#### Request:
Below are some records; reproduce every one of them exactly.

#### Records to process:
────────────────
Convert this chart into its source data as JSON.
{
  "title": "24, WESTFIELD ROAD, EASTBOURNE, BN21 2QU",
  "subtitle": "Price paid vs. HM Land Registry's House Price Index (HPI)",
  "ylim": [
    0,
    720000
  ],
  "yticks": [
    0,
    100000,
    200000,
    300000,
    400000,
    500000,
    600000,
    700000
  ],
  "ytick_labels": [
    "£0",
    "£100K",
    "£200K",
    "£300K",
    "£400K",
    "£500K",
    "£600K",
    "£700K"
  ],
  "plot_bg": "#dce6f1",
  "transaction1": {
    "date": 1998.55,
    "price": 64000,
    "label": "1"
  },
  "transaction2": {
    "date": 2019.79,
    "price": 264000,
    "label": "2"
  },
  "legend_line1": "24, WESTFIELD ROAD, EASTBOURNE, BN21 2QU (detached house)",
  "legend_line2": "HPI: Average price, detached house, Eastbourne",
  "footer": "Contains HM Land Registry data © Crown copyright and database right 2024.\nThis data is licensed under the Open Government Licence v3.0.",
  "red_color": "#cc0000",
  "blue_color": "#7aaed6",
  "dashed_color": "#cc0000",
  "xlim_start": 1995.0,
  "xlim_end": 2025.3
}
────────────────
#### Expected output:
Convert this chart into its source data as JSON.
{
  "title": "24, WESTFIELD ROAD, EASTBOURNE, BN21 2QU",
  "subtitle": "Price paid vs. HM Land Registry's House Price Index (HPI)",
  "ylim": [
    0,
    720000
  ],
  "yticks": [
    0,
    100000,
    200000,
    300000,
    400000,
    500000,
    600000,
    700000
  ],
  "ytick_labels": [
    "£0",
    "£100K",
    "£200K",
    "£300K",
    "£400K",
    "£500K",
    "£600K",
    "£700K"
  ],
  "plot_bg": "#dce6f1",
  "transaction1": {
    "date": 1998.55,
    "price": 64000,
    "label": "1"
  },
  "transaction2": {
    "date": 2019.79,
    "price": 264000,
    "label": "2"
  },
  "legend_line1": "24, WESTFIELD ROAD, EASTBOURNE, BN21 2QU (detached house)",
  "legend_line2": "HPI: Average price, detached house, Eastbourne",
  "footer": "Contains HM Land Registry data © Crown copyright and database right 2024.\nThis data is licensed under the Open Government Licence v3.0.",
  "red_color": "#cc0000",
  "blue_color": "#7aaed6",
  "dashed_color": "#cc0000",
  "xlim_start": 1995.0,
  "xlim_end": 2025.3
}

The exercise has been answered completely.